Record set:
______________________________

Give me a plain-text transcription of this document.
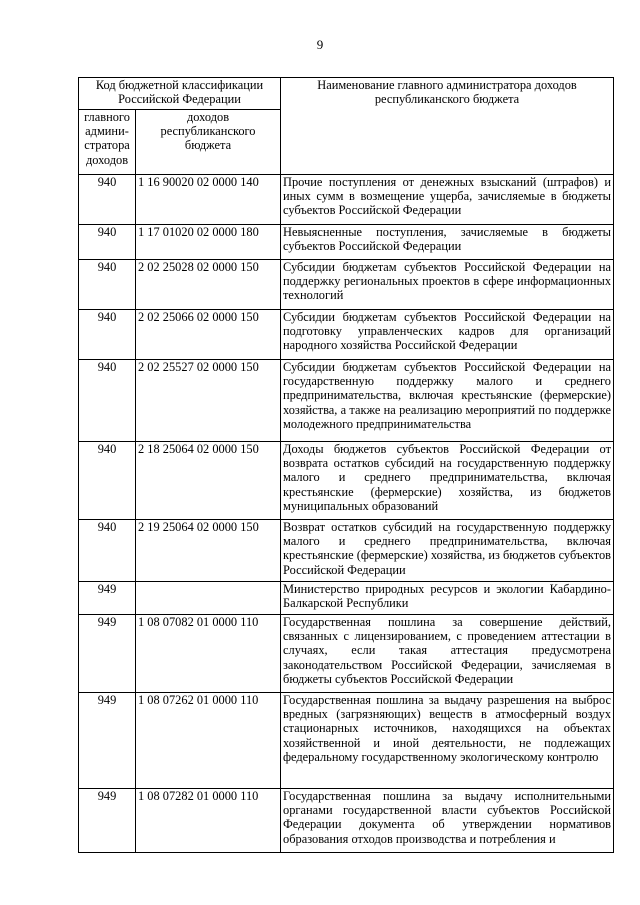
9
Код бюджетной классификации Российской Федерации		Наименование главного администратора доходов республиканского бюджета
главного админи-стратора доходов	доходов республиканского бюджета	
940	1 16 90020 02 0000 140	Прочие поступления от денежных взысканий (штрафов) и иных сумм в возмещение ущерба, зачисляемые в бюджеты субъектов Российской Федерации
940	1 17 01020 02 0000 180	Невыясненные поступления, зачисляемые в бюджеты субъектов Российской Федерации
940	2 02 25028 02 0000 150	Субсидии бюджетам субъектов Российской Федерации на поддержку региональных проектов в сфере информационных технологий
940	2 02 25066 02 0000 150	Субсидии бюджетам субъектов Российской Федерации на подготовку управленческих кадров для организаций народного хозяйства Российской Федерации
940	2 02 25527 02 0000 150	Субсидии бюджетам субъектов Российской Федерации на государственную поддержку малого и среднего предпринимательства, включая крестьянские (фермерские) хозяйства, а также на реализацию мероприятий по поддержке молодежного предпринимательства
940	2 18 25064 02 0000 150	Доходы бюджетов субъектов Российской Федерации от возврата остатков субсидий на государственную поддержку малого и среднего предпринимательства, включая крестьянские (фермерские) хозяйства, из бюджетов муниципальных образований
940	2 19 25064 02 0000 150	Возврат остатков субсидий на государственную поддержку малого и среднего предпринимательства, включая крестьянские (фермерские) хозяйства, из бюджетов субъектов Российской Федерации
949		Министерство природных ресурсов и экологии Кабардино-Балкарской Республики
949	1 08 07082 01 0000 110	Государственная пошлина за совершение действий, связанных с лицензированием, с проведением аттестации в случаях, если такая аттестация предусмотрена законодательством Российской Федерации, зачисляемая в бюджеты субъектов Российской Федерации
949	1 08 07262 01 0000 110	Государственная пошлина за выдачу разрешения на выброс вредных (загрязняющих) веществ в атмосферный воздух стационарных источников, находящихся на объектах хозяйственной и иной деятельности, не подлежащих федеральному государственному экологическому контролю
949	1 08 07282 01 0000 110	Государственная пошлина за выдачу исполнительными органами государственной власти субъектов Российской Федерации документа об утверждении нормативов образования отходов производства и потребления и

______________________________

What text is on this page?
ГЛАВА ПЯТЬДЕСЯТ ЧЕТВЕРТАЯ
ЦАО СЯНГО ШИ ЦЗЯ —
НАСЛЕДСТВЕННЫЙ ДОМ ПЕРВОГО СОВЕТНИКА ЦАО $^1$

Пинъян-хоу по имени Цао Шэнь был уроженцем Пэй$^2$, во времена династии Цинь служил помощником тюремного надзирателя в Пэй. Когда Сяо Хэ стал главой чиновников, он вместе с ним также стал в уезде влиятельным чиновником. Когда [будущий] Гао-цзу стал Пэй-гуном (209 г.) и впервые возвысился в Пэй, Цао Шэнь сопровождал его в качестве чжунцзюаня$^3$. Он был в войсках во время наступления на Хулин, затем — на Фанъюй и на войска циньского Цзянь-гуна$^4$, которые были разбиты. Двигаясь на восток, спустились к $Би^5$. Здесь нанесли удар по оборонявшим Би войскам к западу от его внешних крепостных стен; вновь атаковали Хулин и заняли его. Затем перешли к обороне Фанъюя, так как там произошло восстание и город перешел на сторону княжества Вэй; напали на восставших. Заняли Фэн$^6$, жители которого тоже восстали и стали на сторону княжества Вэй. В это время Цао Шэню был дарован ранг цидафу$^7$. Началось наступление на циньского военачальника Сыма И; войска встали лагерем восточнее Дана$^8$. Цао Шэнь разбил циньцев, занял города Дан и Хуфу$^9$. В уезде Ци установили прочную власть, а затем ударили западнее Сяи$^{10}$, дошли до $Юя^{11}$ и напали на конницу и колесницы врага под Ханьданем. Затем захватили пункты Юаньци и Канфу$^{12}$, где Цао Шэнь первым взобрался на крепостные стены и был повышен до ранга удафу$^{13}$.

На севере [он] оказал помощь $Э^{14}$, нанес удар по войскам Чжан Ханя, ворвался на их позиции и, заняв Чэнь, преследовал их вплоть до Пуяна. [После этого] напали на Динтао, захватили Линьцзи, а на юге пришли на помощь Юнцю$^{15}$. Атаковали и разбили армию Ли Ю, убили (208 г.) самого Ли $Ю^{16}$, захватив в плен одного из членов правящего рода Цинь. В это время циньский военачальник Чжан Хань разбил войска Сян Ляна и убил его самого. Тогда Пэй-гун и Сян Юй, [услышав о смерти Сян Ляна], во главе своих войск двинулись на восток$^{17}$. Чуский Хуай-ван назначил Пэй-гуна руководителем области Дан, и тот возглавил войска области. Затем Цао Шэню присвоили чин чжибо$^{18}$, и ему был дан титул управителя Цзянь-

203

______________________________

Problem statement:
Find every line in the records above that contains the word "предпринимательства", and copy each one.

Solved exercise:
940	2 02 25527 02 0000 150	Субсидии бюджетам субъектов Российской Федерации на государственную поддержку малого и среднего предпринимательства, включая крестьянские (фермерские) хозяйства, а также на реализацию мероприятий по поддержке молодежного предпринимательства
940	2 18 25064 02 0000 150	Доходы бюджетов субъектов Российской Федерации от возврата остатков субсидий на государственную поддержку малого и среднего предпринимательства, включая крестьянские (фермерские) хозяйства, из бюджетов муниципальных образований
940	2 19 25064 02 0000 150	Возврат остатков субсидий на государственную поддержку малого и среднего предпринимательства, включая крестьянские (фермерские) хозяйства, из бюджетов субъектов Российской Федерации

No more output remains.